Given instruction |
Make a tally of the lines in the records that include the string "Data", and give only that number.

start Items

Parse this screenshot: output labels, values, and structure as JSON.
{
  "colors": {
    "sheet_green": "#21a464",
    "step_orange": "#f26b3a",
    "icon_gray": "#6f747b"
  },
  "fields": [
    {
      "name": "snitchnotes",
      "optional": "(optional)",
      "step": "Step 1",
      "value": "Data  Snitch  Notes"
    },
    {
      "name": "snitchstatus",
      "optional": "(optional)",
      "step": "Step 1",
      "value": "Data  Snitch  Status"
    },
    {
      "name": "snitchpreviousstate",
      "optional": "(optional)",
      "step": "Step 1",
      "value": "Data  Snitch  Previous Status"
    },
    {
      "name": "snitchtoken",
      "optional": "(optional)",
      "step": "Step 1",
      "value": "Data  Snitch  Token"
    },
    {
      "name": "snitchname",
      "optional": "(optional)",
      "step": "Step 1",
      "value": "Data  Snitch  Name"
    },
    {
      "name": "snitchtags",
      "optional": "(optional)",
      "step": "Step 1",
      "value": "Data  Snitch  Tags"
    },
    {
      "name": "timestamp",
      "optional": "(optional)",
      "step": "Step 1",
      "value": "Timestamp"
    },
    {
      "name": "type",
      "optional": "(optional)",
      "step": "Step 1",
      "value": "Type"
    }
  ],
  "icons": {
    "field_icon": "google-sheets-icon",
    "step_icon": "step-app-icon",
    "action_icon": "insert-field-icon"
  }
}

end Items

The result |
6